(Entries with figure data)
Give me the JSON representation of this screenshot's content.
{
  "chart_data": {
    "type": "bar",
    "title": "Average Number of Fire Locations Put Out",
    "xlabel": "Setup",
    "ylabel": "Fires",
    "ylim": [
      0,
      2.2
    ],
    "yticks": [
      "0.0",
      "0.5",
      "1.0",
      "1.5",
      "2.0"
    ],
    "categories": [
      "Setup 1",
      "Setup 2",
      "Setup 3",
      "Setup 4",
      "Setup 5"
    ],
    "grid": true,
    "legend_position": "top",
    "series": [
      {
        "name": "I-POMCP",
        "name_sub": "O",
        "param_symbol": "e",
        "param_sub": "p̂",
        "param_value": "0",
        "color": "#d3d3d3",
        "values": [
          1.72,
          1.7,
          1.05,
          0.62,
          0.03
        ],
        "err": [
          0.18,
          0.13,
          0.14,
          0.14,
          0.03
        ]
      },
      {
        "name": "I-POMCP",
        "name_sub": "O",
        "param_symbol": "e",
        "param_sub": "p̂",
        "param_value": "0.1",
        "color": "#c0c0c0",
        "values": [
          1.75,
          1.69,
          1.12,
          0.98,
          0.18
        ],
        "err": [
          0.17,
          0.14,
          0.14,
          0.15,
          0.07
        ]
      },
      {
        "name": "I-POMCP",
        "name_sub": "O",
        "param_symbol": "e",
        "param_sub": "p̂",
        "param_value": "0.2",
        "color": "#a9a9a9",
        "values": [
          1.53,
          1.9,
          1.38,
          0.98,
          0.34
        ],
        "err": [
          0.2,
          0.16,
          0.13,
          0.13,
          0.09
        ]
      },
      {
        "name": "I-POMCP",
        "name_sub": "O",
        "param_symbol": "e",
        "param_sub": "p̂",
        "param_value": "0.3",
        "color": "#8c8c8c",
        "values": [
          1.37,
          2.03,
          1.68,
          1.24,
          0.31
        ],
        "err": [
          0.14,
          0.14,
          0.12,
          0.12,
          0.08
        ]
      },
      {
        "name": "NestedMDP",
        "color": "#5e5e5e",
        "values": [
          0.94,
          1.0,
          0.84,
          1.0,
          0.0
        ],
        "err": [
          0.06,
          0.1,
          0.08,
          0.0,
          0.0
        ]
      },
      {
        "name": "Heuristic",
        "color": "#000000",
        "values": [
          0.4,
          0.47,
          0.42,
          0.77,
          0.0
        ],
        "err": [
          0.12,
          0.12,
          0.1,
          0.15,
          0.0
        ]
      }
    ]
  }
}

- PROBLEM DESCRIPTION
Every line of the data above should be reproduced word for word.

- EXPECTED ANSWER
Give me the JSON representation of this screenshot's content.
{
  "chart_data": {
    "type": "bar",
    "title": "Average Number of Fire Locations Put Out",
    "xlabel": "Setup",
    "ylabel": "Fires",
    "ylim": [
      0,
      2.2
    ],
    "yticks": [
      "0.0",
      "0.5",
      "1.0",
      "1.5",
      "2.0"
    ],
    "categories": [
      "Setup 1",
      "Setup 2",
      "Setup 3",
      "Setup 4",
      "Setup 5"
    ],
    "grid": true,
    "legend_position": "top",
    "series": [
      {
        "name": "I-POMCP",
        "name_sub": "O",
        "param_symbol": "e",
        "param_sub": "p̂",
        "param_value": "0",
        "color": "#d3d3d3",
        "values": [
          1.72,
          1.7,
          1.05,
          0.62,
          0.03
        ],
        "err": [
          0.18,
          0.13,
          0.14,
          0.14,
          0.03
        ]
      },
      {
        "name": "I-POMCP",
        "name_sub": "O",
        "param_symbol": "e",
        "param_sub": "p̂",
        "param_value": "0.1",
        "color": "#c0c0c0",
        "values": [
          1.75,
          1.69,
          1.12,
          0.98,
          0.18
        ],
        "err": [
          0.17,
          0.14,
          0.14,
          0.15,
          0.07
        ]
      },
      {
        "name": "I-POMCP",
        "name_sub": "O",
        "param_symbol": "e",
        "param_sub": "p̂",
        "param_value": "0.2",
        "color": "#a9a9a9",
        "values": [
          1.53,
          1.9,
          1.38,
          0.98,
          0.34
        ],
        "err": [
          0.2,
          0.16,
          0.13,
          0.13,
          0.09
        ]
      },
      {
        "name": "I-POMCP",
        "name_sub": "O",
        "param_symbol": "e",
        "param_sub": "p̂",
        "param_value": "0.3",
        "color": "#8c8c8c",
        "values": [
          1.37,
          2.03,
          1.68,
          1.24,
          0.31
        ],
        "err": [
          0.14,
          0.14,
          0.12,
          0.12,
          0.08
        ]
      },
      {
        "name": "NestedMDP",
        "color": "#5e5e5e",
        "values": [
          0.94,
          1.0,
          0.84,
          1.0,
          0.0
        ],
        "err": [
          0.06,
          0.1,
          0.08,
          0.0,
          0.0
        ]
      },
      {
        "name": "Heuristic",
        "color": "#000000",
        "values": [
          0.4,
          0.47,
          0.42,
          0.77,
          0.0
        ],
        "err": [
          0.12,
          0.12,
          0.1,
          0.15,
          0.0
        ]
      }
    ]
  }
}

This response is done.